Work to complete: Copy each line below that contains "JSON".

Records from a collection
▶

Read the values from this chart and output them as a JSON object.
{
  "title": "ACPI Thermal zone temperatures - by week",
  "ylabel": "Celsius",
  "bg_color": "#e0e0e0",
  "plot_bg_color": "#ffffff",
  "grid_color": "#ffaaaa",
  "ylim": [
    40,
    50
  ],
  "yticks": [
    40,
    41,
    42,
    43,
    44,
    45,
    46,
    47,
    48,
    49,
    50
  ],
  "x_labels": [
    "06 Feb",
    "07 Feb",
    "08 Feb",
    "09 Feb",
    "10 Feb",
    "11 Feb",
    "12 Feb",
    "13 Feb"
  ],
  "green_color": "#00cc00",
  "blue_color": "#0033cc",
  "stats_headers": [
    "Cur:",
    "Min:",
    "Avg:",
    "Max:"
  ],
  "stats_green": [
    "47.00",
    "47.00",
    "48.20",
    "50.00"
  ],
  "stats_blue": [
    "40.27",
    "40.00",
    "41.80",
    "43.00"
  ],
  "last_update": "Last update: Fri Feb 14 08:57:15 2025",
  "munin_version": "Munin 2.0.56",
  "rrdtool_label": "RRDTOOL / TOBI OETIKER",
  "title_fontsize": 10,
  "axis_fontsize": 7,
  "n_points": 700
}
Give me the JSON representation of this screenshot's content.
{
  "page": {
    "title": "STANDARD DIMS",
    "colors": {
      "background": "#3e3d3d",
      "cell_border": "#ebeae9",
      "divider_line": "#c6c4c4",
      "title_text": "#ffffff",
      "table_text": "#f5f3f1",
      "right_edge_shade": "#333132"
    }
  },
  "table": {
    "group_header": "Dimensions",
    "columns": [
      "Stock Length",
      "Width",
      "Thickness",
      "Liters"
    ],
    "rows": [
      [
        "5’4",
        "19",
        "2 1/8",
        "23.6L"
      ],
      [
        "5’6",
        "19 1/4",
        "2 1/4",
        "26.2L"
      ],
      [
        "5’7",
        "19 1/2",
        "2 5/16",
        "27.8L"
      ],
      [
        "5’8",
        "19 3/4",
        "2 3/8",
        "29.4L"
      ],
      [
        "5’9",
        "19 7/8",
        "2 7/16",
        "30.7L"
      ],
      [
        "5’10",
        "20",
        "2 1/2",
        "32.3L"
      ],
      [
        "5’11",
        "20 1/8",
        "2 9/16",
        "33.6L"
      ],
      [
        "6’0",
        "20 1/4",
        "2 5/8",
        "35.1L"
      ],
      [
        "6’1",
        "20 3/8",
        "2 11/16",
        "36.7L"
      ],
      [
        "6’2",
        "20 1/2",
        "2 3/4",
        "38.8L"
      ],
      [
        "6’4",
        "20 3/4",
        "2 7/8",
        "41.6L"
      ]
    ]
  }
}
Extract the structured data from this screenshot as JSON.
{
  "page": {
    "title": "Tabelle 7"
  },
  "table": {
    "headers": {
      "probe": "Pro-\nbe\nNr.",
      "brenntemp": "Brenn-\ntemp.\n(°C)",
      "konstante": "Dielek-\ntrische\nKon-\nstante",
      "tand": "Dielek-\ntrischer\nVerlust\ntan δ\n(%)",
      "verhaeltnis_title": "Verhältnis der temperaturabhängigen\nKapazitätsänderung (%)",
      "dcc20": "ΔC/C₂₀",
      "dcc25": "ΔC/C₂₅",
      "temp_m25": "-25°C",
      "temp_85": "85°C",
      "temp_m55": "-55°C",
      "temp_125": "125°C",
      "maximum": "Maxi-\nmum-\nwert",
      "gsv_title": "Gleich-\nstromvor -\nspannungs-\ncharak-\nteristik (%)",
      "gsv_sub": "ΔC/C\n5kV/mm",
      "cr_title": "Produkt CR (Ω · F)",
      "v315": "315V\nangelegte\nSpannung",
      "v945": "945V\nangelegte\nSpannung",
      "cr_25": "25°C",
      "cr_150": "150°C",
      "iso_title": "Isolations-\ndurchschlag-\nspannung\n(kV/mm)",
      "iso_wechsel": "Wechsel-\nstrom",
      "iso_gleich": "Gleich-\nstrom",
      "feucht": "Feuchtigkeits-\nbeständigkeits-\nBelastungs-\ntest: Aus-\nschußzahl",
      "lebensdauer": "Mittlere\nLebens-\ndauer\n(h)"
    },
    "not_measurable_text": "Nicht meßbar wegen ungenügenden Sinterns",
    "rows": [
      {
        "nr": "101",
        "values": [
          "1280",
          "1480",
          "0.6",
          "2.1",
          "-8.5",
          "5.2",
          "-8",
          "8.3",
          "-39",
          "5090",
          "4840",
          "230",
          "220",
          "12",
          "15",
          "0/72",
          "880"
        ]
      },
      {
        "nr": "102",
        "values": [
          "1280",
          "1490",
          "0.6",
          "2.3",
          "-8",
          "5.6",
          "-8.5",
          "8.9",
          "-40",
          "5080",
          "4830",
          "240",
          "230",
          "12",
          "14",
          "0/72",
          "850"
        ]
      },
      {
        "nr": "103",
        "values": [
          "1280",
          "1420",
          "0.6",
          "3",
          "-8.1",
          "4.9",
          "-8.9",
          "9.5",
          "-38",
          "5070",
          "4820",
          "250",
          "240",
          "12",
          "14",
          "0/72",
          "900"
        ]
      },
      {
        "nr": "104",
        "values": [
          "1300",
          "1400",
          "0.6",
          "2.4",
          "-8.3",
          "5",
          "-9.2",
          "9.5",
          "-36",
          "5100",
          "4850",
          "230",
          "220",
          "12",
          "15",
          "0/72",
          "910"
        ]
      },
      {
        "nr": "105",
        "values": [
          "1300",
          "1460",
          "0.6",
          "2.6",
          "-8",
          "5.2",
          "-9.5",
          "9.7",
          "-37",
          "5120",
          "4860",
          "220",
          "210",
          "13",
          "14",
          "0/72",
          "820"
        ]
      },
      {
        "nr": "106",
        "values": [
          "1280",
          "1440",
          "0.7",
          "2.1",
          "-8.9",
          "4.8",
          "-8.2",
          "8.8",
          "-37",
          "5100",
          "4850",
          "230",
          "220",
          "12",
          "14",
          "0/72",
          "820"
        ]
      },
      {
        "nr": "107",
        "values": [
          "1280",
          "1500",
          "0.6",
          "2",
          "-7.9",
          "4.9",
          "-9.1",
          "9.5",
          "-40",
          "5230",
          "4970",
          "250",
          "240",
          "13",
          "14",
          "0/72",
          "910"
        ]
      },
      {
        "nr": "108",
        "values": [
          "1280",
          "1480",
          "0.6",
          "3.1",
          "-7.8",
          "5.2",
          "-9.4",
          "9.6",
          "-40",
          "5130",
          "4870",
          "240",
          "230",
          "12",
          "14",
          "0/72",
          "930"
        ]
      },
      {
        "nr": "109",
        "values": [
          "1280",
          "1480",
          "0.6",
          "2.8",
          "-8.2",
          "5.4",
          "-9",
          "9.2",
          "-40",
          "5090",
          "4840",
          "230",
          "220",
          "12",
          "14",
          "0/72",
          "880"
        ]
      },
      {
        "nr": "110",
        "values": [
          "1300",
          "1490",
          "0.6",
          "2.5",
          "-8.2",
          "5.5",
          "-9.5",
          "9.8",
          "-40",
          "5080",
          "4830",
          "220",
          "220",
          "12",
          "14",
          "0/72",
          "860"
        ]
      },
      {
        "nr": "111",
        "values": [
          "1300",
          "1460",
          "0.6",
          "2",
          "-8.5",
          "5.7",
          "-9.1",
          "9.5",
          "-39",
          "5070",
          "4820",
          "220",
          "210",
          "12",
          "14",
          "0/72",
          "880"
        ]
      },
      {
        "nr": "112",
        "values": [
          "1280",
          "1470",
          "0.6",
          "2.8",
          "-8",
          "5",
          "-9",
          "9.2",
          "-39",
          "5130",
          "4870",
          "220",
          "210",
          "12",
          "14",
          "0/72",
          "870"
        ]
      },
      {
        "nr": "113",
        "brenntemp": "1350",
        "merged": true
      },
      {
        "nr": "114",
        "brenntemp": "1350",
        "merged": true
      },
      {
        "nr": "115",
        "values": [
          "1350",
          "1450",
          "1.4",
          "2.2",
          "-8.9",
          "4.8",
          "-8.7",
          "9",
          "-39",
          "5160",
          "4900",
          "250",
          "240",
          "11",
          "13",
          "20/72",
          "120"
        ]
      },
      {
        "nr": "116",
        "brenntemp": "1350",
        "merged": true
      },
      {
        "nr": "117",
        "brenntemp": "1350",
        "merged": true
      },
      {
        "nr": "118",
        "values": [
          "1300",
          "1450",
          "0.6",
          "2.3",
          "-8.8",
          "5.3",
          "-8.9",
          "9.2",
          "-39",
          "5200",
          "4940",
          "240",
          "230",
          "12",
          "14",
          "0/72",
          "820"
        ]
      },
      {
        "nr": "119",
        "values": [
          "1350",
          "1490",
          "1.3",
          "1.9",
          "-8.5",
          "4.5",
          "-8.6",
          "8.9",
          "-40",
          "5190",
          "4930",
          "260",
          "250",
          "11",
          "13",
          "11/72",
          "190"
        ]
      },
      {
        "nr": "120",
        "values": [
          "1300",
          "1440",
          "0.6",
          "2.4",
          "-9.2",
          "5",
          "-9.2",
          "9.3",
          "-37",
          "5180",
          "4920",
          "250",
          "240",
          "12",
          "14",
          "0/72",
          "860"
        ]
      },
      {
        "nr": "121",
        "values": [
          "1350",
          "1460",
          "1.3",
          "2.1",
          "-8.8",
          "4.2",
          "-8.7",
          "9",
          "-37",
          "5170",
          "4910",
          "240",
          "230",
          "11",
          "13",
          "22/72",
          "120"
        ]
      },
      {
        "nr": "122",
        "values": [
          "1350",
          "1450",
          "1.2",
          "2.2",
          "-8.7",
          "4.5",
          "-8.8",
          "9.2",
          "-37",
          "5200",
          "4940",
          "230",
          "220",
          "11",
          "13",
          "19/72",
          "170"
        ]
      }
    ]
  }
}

◀

Finished task:
Read the values from this chart and output them as a JSON object.
Give me the JSON representation of this screenshot's content.
Extract the structured data from this screenshot as JSON.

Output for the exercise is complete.